## Begin Entries supplied
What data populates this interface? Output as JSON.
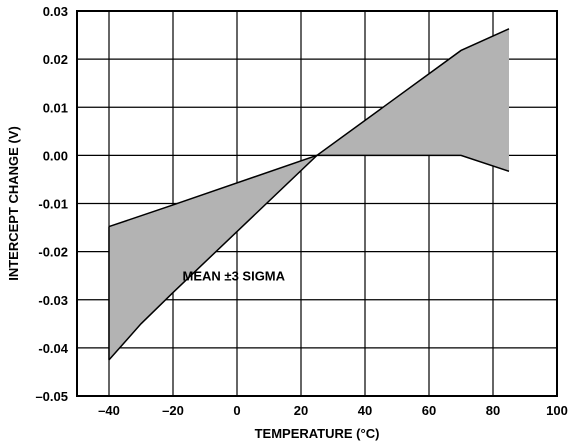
{
  "chart_data": {
    "type": "area",
    "xlabel": "TEMPERATURE (°C)",
    "ylabel": "INTERCEPT CHANGE (V)",
    "xlim": [
      -50,
      100
    ],
    "ylim": [
      -0.05,
      0.03
    ],
    "xticks": [
      -40,
      -20,
      0,
      20,
      40,
      60,
      80,
      100
    ],
    "xtick_labels": [
      "–40",
      "–20",
      "0",
      "20",
      "40",
      "60",
      "80",
      "100"
    ],
    "yticks": [
      0.03,
      0.02,
      0.01,
      0.0,
      -0.01,
      -0.02,
      -0.03,
      -0.04,
      -0.05
    ],
    "ytick_labels": [
      "0.03",
      "0.02",
      "0.01",
      "0.00",
      "-0.01",
      "-0.02",
      "-0.03",
      "-0.04",
      "–0.05"
    ],
    "grid": true,
    "fill_color": "#b3b3b3",
    "line_color": "#000000",
    "series": [
      {
        "x": [
          -40,
          -20,
          25,
          70,
          85
        ],
        "y": [
          -0.0148,
          -0.0103,
          0.0,
          0.0218,
          0.0263
        ]
      },
      {
        "x": [
          -40,
          -30,
          -20,
          25,
          70,
          85
        ],
        "y": [
          -0.0425,
          -0.035,
          -0.0285,
          0.0,
          0.0,
          -0.0033
        ]
      }
    ],
    "annotations": [
      {
        "text": "MEAN ±3 SIGMA",
        "x": -1,
        "y": -0.025
      }
    ]
  }
}
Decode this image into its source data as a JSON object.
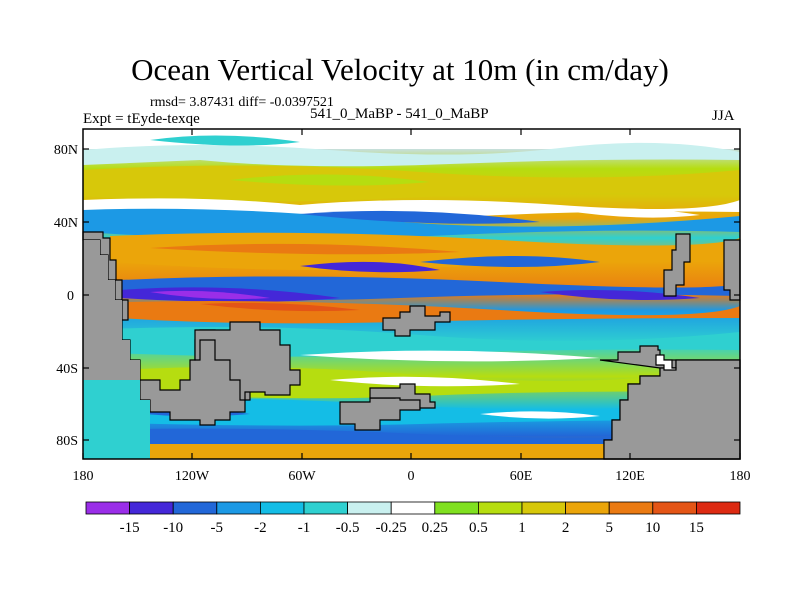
{
  "title": "Ocean Vertical Velocity at 10m (in cm/day)",
  "stats_line": "rmsd= 3.87431  diff= -0.0397521",
  "left_label": "Expt = tEyde-texqe",
  "center_label": "541_0_MaBP - 541_0_MaBP",
  "right_label": "JJA",
  "map": {
    "lat_ticks": [
      "80N",
      "40N",
      "0",
      "40S",
      "80S"
    ],
    "lon_ticks": [
      "180",
      "120W",
      "60W",
      "0",
      "60E",
      "120E",
      "180"
    ],
    "land_color": "#999999",
    "field_description_visible": false
  },
  "colorbar": {
    "labels": [
      "-15",
      "-10",
      "-5",
      "-2",
      "-1",
      "-0.5",
      "-0.25",
      "0.25",
      "0.5",
      "1",
      "2",
      "5",
      "10",
      "15"
    ],
    "colors": [
      "#9a2ee8",
      "#4427d8",
      "#2267d8",
      "#1c99e5",
      "#14bde6",
      "#2fd0d0",
      "#c9f0ef",
      "#ffffff",
      "#80e020",
      "#b6dd10",
      "#d7c80a",
      "#eba50a",
      "#ea7a12",
      "#e45516",
      "#dd2a12"
    ]
  }
}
## End Entries supplied
_What you are asked to do:_ How many of the lines above contain the string "JSON"? Give the number only.

_Answer to this task:_ 2